■ What you have to do:
Set down each entry from the block beneath, exactly as written.

■ Records shown:

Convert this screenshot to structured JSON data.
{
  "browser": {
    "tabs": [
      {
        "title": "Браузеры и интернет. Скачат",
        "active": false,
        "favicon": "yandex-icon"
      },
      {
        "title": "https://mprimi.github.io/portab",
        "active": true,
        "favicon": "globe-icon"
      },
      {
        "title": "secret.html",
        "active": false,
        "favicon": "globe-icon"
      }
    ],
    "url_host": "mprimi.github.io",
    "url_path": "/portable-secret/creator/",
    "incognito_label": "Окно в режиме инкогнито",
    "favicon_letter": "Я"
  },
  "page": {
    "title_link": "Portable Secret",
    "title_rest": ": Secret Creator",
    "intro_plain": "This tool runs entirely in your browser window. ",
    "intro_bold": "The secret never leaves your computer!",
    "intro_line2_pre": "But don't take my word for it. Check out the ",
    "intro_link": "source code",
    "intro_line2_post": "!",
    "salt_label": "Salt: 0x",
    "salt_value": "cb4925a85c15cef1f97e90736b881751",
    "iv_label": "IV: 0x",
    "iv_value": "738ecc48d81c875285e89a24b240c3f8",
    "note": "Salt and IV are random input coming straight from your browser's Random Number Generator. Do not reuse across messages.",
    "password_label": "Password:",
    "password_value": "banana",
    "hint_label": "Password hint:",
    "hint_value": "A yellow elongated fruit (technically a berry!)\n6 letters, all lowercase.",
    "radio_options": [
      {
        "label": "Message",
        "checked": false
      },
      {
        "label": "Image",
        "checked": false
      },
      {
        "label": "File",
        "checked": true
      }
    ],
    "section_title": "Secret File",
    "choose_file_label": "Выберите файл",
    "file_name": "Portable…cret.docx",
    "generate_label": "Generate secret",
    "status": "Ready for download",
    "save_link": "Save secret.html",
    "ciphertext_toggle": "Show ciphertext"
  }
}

■ Exercise answer:
Convert this screenshot to structured JSON data.
{
  "browser": {
    "tabs": [
      {
        "title": "Браузеры и интернет. Скачат",
        "active": false,
        "favicon": "yandex-icon"
      },
      {
        "title": "https://mprimi.github.io/portab",
        "active": true,
        "favicon": "globe-icon"
      },
      {
        "title": "secret.html",
        "active": false,
        "favicon": "globe-icon"
      }
    ],
    "url_host": "mprimi.github.io",
    "url_path": "/portable-secret/creator/",
    "incognito_label": "Окно в режиме инкогнито",
    "favicon_letter": "Я"
  },
  "page": {
    "title_link": "Portable Secret",
    "title_rest": ": Secret Creator",
    "intro_plain": "This tool runs entirely in your browser window. ",
    "intro_bold": "The secret never leaves your computer!",
    "intro_line2_pre": "But don't take my word for it. Check out the ",
    "intro_link": "source code",
    "intro_line2_post": "!",
    "salt_label": "Salt: 0x",
    "salt_value": "cb4925a85c15cef1f97e90736b881751",
    "iv_label": "IV: 0x",
    "iv_value": "738ecc48d81c875285e89a24b240c3f8",
    "note": "Salt and IV are random input coming straight from your browser's Random Number Generator. Do not reuse across messages.",
    "password_label": "Password:",
    "password_value": "banana",
    "hint_label": "Password hint:",
    "hint_value": "A yellow elongated fruit (technically a berry!)\n6 letters, all lowercase.",
    "radio_options": [
      {
        "label": "Message",
        "checked": false
      },
      {
        "label": "Image",
        "checked": false
      },
      {
        "label": "File",
        "checked": true
      }
    ],
    "section_title": "Secret File",
    "choose_file_label": "Выберите файл",
    "file_name": "Portable…cret.docx",
    "generate_label": "Generate secret",
    "status": "Ready for download",
    "save_link": "Save secret.html",
    "ciphertext_toggle": "Show ciphertext"
  }
}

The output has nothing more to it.